• Stated exercise: Copy out each line of the material below that holds the string "Click".

#####

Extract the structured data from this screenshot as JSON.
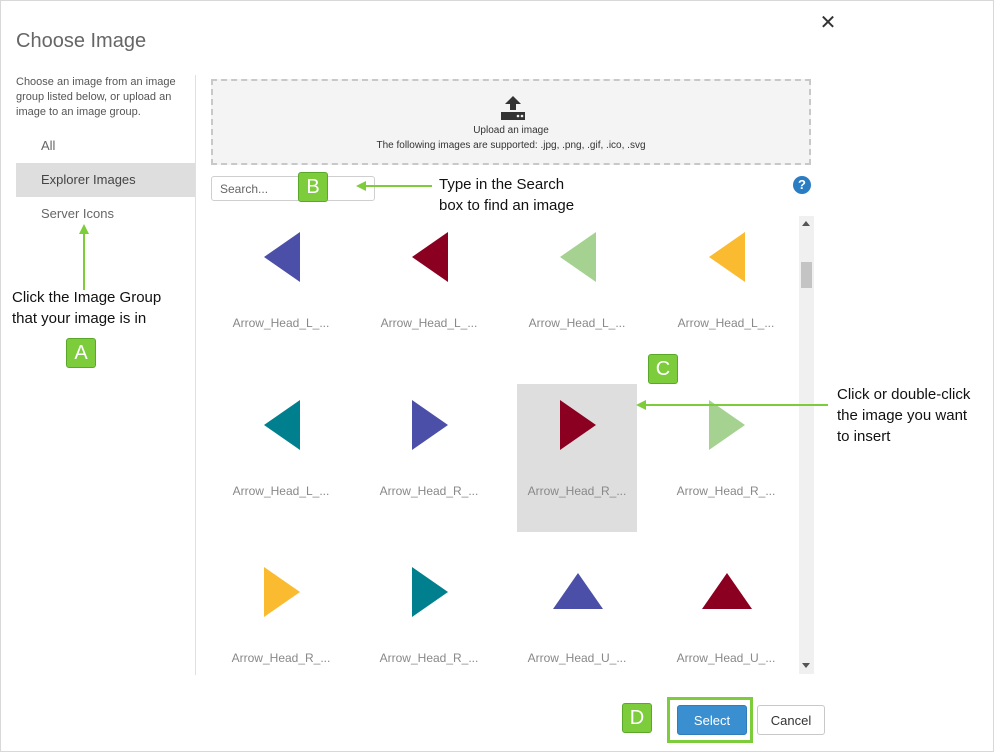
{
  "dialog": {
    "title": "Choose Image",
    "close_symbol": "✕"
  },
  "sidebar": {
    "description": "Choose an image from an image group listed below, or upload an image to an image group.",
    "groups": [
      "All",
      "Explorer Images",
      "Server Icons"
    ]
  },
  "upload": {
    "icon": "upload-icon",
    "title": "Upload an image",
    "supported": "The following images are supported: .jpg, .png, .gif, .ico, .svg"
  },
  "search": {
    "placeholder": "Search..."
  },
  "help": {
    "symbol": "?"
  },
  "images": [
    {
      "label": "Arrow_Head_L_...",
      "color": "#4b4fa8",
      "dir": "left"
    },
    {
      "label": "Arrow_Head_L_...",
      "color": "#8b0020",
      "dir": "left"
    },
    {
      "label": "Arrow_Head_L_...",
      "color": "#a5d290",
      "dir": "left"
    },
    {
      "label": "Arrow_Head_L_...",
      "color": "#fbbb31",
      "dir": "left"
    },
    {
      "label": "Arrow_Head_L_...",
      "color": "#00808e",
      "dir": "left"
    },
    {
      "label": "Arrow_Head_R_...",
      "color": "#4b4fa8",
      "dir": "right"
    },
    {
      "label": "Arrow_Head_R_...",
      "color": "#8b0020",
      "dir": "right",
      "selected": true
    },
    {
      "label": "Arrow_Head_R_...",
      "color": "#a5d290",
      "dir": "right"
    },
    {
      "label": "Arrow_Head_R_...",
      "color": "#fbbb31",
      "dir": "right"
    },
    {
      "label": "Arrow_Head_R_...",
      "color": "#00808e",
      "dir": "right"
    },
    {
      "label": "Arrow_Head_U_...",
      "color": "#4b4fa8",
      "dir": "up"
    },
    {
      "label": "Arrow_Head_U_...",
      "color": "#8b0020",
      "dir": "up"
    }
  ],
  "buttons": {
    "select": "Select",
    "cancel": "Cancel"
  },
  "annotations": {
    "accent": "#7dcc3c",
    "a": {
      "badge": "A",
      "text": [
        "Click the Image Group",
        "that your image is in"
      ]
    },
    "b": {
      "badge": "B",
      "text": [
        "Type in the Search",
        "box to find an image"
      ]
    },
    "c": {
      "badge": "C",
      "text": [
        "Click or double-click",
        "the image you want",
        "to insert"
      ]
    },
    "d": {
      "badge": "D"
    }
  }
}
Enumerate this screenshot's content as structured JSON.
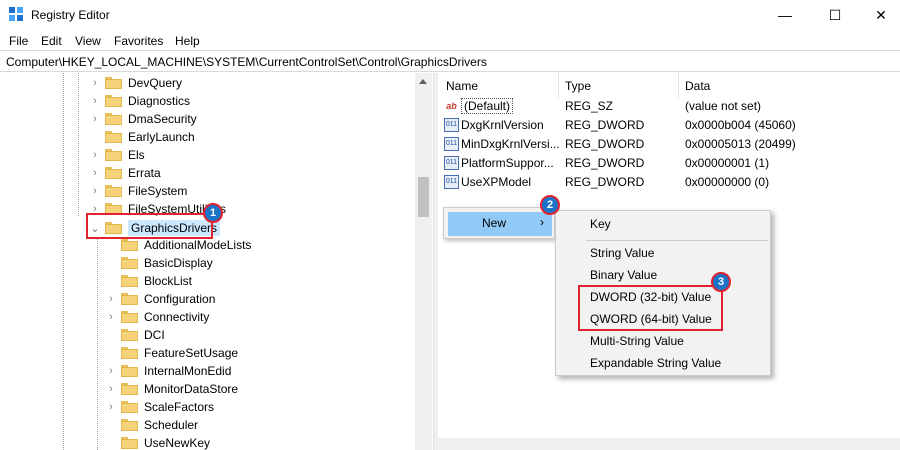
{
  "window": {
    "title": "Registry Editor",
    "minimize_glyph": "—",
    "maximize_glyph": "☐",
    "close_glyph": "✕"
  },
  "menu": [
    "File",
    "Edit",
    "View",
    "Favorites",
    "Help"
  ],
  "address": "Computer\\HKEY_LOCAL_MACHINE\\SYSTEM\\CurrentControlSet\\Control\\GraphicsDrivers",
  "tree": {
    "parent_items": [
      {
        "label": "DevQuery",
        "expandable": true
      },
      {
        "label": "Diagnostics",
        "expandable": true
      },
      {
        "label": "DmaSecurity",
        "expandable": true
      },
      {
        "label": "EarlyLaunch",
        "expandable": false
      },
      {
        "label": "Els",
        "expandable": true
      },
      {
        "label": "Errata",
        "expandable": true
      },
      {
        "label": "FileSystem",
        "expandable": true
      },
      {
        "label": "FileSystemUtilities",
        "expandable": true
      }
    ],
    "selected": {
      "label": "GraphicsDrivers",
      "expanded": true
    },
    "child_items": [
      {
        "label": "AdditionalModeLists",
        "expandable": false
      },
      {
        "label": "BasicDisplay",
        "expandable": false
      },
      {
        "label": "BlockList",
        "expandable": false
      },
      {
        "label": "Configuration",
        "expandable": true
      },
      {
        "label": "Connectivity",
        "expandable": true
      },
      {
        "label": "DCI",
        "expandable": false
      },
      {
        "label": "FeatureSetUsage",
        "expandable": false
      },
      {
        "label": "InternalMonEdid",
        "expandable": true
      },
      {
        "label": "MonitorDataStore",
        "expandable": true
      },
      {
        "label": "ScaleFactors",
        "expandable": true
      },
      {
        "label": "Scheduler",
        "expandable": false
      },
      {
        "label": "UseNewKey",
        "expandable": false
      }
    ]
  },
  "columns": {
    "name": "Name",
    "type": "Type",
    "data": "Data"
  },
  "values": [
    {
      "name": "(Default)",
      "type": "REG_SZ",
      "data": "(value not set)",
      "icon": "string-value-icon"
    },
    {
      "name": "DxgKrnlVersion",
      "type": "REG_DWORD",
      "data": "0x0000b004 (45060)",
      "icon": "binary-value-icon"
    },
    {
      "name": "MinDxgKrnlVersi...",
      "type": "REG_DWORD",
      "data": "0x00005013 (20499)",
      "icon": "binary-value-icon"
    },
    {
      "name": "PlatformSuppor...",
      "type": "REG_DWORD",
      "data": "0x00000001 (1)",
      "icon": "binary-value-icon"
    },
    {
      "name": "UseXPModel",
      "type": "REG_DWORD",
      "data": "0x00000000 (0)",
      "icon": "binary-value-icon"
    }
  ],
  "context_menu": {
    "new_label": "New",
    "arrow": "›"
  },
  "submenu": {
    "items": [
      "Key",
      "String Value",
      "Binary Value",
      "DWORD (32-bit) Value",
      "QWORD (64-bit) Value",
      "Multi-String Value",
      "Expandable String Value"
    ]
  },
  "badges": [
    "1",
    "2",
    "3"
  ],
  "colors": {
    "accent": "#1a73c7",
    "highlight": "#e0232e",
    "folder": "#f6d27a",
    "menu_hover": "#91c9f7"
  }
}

#####

• Reply:
        "Click the Image Group",
        "Click or double-click",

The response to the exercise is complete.